> _INSTRUCTIONS FOR THE TASK_
Lines holding the string "name" are the ones to copy from this listing.

### STORED DATA

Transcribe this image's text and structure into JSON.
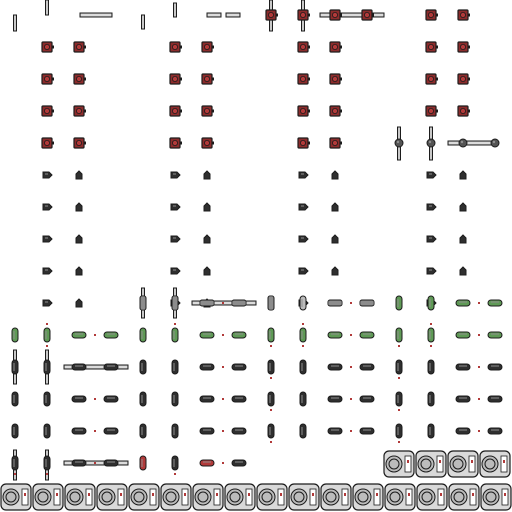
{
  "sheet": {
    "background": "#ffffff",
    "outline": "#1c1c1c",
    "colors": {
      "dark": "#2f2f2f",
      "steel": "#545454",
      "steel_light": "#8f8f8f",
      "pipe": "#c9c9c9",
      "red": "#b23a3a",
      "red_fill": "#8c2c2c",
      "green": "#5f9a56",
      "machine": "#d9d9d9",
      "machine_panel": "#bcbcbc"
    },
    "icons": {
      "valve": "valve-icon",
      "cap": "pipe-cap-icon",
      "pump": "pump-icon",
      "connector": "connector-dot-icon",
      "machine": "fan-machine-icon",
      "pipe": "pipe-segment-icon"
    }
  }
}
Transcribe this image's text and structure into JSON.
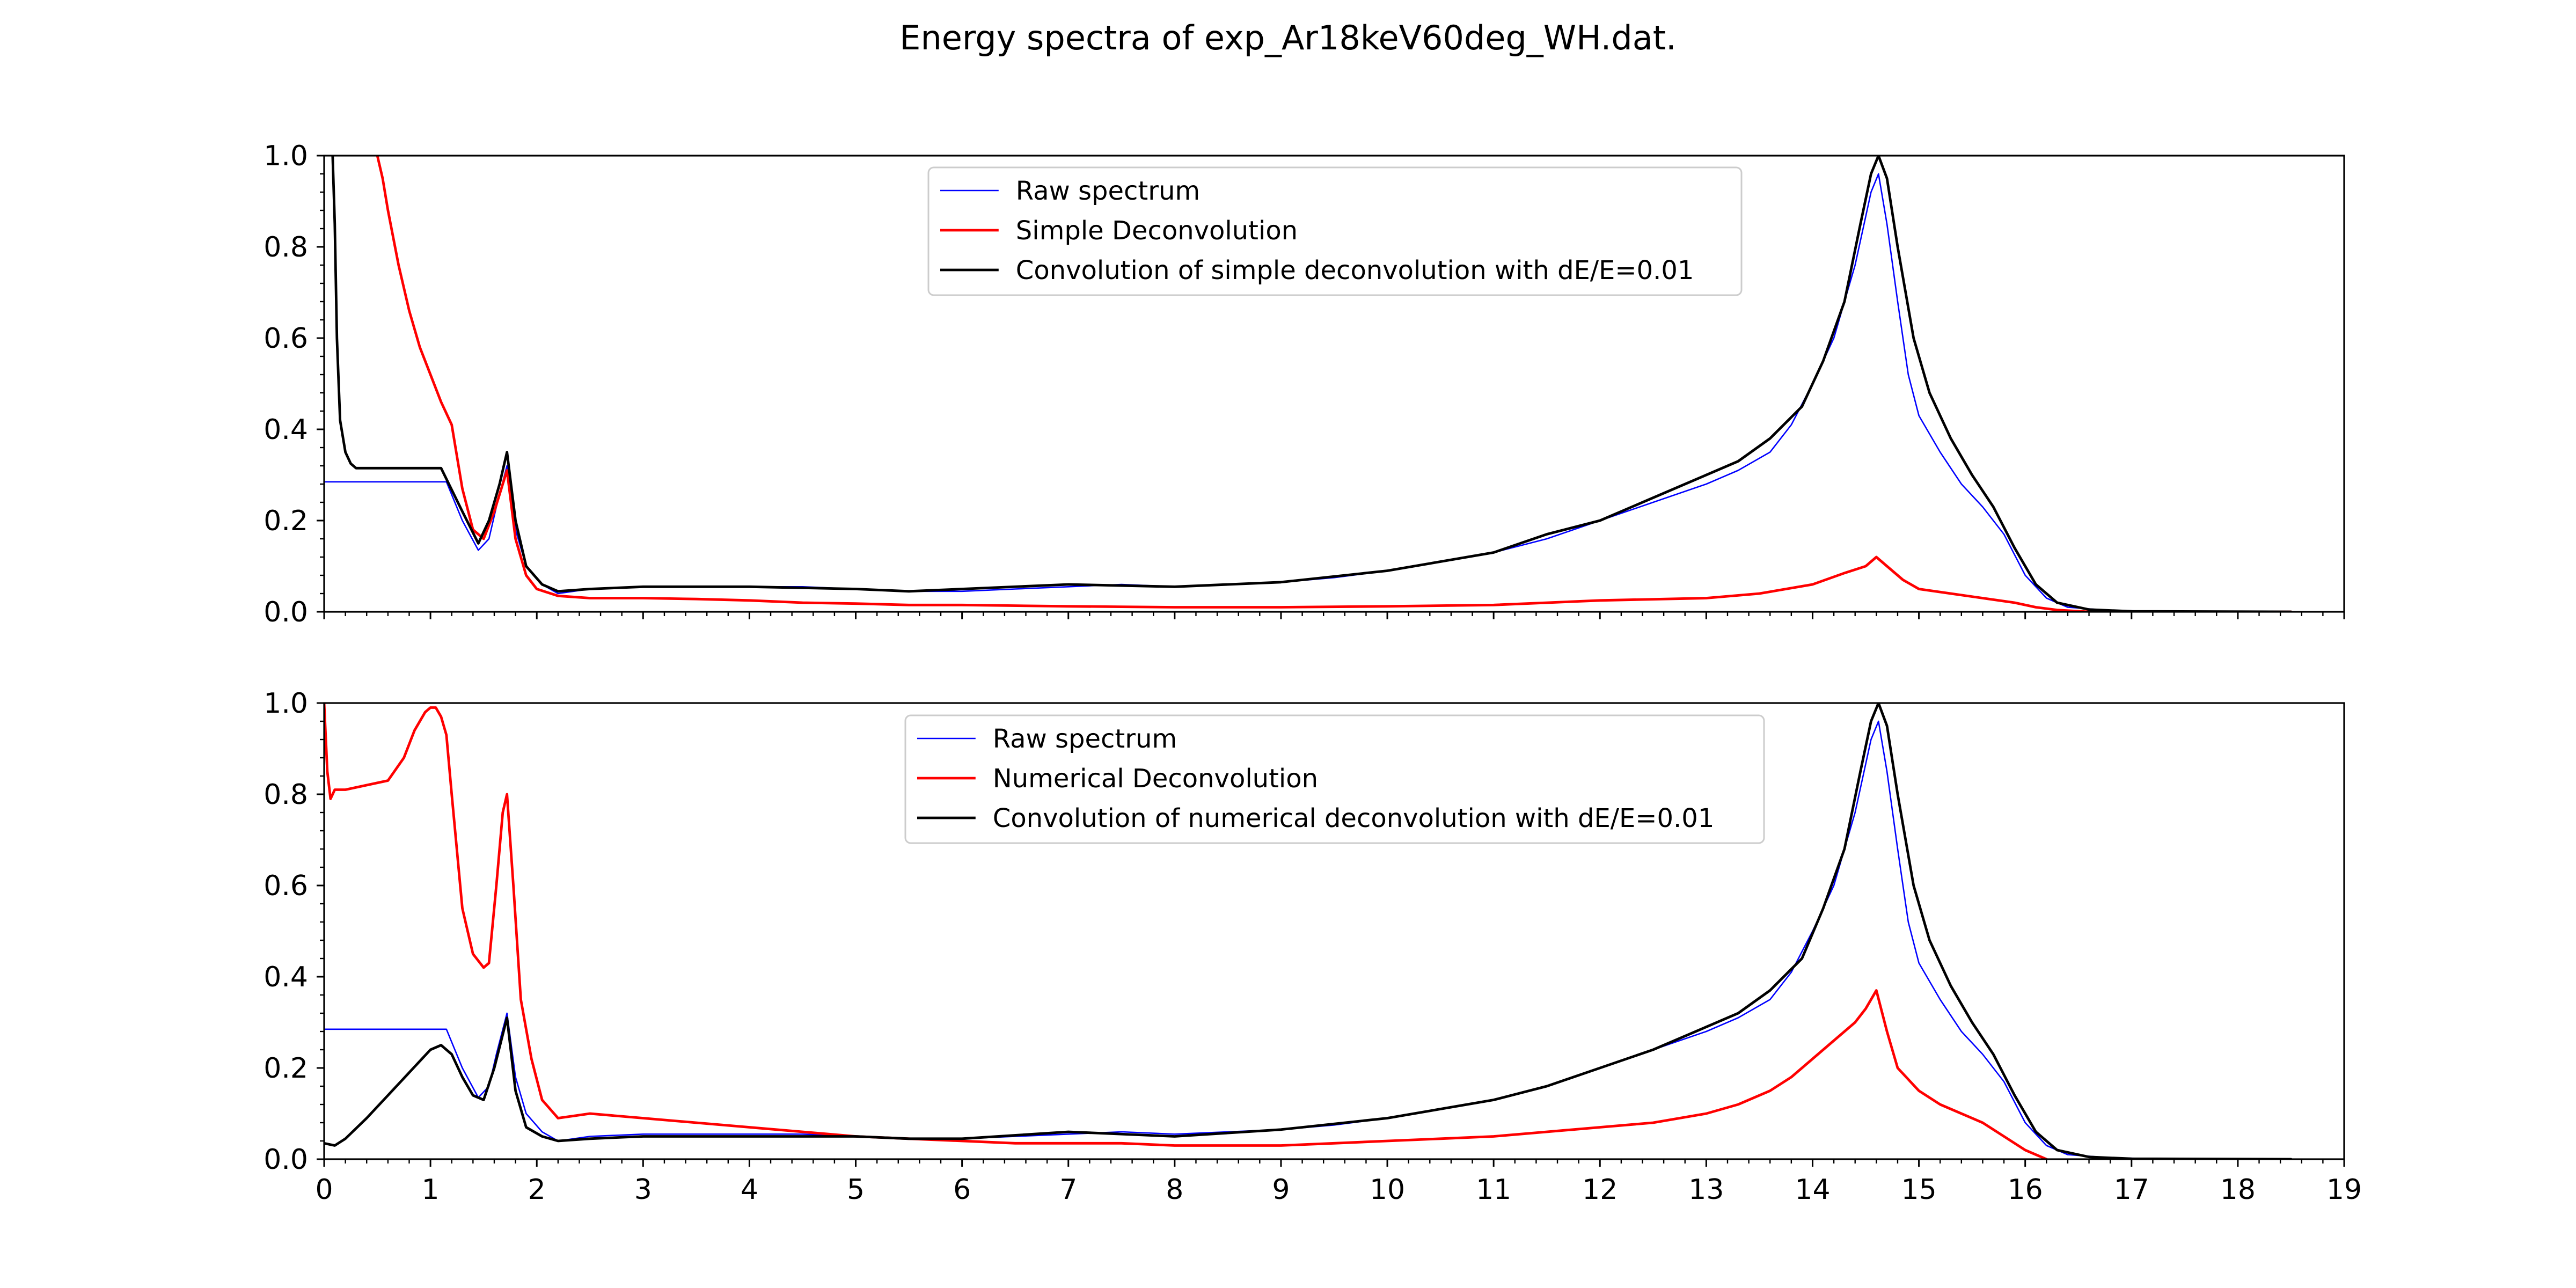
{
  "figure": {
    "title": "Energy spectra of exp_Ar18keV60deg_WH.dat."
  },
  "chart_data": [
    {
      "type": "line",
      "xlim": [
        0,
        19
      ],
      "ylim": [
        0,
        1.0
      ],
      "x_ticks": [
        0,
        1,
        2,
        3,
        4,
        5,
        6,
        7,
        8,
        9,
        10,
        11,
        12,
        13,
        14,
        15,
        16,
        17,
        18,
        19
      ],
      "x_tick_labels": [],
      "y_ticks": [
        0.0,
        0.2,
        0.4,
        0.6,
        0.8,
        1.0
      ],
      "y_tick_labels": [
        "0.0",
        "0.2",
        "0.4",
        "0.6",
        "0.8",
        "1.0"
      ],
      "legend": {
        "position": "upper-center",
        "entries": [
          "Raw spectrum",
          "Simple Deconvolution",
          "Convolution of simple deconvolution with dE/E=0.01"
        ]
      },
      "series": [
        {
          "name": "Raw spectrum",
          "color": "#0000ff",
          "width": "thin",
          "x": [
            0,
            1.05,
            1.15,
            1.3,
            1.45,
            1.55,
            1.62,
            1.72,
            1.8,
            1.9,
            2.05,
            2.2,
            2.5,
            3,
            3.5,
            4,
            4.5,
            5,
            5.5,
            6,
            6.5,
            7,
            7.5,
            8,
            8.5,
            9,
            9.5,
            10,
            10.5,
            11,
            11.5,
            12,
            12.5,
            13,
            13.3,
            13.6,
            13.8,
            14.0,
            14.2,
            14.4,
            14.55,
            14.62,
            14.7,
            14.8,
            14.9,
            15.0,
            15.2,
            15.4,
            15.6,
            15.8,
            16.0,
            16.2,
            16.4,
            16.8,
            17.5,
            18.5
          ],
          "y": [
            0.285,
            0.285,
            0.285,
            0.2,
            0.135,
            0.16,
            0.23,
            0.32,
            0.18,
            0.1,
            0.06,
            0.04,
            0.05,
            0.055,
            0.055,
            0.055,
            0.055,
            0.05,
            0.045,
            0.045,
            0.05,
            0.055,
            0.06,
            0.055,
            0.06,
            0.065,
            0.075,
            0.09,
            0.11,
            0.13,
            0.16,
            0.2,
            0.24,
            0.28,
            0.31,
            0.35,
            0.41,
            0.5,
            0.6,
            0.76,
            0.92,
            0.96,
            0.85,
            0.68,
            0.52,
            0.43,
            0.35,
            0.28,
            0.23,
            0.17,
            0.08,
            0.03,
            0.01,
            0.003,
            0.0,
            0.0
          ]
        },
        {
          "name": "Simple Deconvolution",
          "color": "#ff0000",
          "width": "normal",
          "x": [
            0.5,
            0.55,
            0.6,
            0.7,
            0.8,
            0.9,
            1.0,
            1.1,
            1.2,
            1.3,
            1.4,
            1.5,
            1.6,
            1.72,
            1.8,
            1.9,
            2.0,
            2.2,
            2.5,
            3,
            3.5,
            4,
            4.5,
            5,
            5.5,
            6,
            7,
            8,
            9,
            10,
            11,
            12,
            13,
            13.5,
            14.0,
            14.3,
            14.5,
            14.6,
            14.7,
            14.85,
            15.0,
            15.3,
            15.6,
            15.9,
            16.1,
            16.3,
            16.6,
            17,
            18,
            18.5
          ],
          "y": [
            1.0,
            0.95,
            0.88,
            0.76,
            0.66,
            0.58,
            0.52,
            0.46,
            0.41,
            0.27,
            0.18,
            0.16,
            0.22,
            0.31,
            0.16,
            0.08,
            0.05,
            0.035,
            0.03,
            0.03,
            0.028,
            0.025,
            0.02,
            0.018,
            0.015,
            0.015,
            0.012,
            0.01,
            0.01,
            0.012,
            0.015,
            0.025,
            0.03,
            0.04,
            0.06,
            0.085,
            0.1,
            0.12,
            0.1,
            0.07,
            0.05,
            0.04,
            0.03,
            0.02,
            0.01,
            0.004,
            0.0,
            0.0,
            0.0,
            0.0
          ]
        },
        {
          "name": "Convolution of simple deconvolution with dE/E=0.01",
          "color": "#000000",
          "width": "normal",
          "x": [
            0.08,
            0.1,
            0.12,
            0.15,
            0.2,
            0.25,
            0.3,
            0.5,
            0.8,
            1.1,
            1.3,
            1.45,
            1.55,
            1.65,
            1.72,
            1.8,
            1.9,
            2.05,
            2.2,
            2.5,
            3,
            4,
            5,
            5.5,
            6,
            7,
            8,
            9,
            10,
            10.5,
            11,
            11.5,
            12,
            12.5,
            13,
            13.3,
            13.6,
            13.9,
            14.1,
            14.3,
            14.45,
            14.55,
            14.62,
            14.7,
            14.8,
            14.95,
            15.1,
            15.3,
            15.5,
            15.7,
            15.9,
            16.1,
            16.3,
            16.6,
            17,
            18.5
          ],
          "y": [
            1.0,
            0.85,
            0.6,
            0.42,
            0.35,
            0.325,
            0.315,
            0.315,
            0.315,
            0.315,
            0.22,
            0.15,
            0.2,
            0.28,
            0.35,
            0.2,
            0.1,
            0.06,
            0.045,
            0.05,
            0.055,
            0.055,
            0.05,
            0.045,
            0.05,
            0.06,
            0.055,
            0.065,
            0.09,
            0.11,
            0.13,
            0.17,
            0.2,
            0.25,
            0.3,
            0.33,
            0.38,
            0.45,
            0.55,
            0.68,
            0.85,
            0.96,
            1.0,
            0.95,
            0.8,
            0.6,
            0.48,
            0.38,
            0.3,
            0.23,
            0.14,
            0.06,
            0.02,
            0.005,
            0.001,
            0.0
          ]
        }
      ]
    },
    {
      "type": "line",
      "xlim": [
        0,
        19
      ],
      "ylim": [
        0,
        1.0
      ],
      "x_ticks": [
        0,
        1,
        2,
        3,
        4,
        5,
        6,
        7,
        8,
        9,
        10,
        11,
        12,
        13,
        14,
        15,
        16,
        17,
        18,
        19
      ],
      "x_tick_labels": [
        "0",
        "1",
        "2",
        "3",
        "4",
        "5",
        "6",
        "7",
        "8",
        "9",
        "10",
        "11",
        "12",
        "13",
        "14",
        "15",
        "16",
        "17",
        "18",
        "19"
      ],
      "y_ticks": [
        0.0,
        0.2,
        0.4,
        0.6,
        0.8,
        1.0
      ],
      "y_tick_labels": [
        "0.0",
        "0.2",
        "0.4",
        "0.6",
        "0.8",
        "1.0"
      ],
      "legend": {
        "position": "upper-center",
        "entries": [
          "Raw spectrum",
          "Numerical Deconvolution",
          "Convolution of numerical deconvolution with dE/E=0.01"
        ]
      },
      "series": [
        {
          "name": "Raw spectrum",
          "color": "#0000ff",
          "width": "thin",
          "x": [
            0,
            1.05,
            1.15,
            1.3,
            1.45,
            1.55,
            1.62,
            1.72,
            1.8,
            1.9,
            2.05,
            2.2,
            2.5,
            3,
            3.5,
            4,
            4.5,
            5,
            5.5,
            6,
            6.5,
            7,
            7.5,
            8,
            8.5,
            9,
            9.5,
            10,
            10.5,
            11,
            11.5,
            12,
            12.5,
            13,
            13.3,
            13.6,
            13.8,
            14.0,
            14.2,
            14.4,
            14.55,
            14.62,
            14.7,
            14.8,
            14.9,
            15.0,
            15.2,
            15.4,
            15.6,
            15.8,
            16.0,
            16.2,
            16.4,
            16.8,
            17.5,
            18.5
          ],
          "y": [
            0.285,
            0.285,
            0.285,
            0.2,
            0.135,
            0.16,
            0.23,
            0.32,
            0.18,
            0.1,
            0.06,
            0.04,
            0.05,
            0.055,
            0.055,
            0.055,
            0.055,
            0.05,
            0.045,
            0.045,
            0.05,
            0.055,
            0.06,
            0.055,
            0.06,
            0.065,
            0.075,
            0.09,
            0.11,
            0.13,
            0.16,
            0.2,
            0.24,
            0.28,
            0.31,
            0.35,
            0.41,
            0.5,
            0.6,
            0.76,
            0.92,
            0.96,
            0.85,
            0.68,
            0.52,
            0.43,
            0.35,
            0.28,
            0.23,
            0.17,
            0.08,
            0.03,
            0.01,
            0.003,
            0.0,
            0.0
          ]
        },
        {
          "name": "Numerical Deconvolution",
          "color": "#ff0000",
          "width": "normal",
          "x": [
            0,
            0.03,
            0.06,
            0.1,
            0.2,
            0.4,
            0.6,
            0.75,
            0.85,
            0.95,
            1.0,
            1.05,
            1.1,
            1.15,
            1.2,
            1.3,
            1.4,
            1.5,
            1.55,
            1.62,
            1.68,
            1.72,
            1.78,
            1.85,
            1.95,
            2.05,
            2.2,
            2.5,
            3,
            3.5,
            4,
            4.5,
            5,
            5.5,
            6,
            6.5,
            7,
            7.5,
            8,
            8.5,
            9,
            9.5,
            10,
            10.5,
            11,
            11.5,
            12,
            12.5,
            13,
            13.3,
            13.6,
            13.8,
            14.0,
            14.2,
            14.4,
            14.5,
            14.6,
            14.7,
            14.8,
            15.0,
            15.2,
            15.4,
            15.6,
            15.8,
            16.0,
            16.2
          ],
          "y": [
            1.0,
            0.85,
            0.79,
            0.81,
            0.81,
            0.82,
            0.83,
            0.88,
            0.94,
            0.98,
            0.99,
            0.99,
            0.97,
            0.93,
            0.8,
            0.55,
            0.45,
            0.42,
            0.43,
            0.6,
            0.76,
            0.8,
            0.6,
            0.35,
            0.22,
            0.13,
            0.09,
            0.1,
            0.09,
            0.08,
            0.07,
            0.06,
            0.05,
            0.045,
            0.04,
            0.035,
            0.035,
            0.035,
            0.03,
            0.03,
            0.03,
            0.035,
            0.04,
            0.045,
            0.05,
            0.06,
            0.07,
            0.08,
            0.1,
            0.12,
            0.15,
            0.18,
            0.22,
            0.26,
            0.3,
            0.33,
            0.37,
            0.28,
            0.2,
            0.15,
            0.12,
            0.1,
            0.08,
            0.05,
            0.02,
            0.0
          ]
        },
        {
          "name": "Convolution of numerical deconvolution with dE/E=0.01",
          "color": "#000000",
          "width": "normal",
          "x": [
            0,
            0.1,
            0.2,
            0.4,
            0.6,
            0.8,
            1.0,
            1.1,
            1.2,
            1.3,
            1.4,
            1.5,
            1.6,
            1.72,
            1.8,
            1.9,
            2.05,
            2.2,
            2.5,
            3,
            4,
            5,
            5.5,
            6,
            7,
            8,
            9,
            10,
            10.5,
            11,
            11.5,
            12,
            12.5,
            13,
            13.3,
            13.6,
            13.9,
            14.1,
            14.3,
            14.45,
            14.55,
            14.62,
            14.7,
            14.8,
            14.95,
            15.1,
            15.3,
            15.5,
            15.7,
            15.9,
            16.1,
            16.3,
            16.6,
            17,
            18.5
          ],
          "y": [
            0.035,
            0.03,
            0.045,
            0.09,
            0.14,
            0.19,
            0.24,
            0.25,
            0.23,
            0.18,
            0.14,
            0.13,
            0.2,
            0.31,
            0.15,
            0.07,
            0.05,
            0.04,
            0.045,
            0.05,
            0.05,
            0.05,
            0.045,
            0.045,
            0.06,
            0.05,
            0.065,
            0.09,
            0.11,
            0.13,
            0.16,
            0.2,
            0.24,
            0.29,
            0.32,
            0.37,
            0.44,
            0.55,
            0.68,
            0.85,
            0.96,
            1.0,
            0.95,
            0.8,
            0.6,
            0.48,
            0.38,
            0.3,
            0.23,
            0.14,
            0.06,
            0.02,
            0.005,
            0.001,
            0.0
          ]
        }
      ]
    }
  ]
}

######

> _FINISHED EXERCISE_
          "name": "Raw spectrum",
          "name": "Simple Deconvolution",
          "name": "Convolution of simple deconvolution with dE/E=0.01",
          "name": "Raw spectrum",
          "name": "Numerical Deconvolution",
          "name": "Convolution of numerical deconvolution with dE/E=0.01",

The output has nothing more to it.